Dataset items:
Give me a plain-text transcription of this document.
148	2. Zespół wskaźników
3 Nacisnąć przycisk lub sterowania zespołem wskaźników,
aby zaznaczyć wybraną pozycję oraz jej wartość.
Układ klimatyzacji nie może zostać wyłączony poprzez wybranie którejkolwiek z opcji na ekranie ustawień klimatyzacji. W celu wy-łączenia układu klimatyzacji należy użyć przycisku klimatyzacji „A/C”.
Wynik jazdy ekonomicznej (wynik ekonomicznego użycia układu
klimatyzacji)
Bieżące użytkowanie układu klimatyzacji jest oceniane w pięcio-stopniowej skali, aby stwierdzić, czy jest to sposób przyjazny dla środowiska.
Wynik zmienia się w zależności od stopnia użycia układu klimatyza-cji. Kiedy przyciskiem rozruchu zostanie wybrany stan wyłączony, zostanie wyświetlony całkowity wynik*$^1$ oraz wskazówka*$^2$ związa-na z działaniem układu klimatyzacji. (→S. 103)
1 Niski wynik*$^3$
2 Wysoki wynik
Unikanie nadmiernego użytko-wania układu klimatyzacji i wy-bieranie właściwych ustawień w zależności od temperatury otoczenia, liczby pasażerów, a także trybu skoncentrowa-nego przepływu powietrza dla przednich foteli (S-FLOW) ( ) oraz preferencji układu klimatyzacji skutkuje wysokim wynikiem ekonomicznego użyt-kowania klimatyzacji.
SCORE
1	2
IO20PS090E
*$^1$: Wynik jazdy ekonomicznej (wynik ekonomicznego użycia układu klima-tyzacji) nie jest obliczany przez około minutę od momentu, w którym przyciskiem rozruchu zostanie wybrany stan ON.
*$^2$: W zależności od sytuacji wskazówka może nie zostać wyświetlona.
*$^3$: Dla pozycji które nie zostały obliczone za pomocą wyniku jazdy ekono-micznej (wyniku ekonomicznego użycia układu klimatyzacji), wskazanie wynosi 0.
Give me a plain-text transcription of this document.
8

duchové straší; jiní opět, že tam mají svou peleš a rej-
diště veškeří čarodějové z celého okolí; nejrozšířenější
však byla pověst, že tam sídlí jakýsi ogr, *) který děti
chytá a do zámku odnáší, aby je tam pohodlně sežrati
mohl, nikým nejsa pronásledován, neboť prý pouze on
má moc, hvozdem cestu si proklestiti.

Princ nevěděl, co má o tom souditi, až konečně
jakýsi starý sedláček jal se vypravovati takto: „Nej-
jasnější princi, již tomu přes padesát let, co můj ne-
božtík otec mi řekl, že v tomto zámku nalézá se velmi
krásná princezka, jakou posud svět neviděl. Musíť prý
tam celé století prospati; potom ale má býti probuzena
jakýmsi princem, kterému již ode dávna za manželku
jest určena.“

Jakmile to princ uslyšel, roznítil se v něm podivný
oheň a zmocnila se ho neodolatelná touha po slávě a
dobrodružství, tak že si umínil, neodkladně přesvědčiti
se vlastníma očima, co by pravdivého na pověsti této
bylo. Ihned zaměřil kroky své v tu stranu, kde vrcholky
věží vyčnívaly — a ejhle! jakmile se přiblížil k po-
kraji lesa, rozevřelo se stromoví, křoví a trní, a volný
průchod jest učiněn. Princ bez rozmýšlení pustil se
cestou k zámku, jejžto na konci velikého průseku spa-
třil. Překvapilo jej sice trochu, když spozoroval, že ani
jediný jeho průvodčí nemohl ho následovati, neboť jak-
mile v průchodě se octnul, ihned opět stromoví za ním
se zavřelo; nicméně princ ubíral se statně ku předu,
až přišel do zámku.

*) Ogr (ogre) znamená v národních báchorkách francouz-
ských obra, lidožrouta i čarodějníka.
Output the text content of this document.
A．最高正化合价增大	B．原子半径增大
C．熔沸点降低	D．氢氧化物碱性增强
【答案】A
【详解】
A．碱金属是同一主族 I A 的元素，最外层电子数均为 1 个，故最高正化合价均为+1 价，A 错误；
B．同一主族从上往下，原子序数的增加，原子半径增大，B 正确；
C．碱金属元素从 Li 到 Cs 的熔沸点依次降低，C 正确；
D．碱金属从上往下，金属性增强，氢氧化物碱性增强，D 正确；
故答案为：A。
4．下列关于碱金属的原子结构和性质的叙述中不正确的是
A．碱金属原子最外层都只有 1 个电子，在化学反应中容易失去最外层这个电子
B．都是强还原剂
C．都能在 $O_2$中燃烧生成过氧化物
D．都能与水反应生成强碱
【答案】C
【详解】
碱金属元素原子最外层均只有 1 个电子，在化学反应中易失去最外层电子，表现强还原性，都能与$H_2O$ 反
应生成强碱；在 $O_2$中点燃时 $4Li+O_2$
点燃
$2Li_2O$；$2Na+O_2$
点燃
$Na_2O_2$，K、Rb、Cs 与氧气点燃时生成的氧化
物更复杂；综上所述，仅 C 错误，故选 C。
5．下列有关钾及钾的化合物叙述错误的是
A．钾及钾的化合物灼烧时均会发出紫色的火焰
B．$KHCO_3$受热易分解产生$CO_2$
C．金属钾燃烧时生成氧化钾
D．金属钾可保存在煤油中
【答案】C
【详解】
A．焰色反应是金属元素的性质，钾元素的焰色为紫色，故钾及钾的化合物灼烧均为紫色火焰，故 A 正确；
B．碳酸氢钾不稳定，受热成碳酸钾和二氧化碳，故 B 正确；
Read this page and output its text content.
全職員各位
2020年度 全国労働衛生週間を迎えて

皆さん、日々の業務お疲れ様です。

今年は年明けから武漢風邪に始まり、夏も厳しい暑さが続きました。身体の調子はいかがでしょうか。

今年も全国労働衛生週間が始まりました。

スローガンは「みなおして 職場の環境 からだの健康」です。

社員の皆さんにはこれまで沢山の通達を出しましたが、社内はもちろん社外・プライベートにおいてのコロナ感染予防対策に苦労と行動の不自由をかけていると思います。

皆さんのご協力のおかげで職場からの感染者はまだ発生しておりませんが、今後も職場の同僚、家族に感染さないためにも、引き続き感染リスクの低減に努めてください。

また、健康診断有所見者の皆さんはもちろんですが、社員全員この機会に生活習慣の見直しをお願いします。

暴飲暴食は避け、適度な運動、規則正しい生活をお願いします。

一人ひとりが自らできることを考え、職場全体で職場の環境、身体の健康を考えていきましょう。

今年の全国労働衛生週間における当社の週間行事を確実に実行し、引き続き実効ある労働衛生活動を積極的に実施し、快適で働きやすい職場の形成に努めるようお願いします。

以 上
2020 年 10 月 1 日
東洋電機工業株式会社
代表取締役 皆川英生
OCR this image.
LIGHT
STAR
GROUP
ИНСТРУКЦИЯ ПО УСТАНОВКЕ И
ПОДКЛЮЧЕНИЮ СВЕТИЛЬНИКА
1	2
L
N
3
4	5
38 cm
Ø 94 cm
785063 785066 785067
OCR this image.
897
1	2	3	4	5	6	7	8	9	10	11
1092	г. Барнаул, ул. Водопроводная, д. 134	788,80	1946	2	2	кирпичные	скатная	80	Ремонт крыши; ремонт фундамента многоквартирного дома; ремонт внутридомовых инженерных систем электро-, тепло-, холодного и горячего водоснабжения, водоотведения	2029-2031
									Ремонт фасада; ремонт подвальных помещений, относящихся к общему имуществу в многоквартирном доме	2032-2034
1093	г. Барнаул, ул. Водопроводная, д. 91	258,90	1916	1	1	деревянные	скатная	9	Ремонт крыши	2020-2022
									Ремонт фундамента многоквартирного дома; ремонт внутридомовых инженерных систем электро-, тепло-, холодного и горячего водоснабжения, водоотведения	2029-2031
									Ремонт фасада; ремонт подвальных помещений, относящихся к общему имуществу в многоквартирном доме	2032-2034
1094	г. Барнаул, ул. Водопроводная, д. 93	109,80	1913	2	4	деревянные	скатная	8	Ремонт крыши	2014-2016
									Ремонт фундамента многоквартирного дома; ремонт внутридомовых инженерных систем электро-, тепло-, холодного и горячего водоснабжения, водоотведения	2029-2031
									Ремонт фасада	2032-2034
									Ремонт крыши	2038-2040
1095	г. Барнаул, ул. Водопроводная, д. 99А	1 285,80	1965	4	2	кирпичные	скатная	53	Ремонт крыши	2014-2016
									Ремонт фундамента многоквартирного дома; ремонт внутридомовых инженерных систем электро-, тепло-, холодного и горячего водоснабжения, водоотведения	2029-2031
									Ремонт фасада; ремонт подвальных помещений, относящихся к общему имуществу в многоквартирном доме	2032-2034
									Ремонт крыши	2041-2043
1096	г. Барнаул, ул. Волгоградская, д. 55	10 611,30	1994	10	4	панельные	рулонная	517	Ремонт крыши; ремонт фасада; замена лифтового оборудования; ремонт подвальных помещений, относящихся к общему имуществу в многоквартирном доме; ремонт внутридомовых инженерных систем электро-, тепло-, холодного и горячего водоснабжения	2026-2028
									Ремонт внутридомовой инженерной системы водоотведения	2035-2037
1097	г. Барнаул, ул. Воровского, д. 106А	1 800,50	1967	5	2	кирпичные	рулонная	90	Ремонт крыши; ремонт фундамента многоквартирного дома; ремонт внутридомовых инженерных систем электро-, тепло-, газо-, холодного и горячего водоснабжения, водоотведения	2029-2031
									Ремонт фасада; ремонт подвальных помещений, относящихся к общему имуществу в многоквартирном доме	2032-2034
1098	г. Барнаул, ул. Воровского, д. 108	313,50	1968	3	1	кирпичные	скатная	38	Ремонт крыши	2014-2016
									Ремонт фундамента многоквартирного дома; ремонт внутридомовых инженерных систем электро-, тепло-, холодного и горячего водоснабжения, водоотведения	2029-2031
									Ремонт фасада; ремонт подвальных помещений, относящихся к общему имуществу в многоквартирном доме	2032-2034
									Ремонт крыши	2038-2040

## Exercise aim
Copy every line of the material in which the word "jakýsi" occurs.

## Result below
však byla pověst, že tam sídlí jakýsi ogr, *) který děti
jakýsi starý sedláček jal se vypravovati takto: „Nej-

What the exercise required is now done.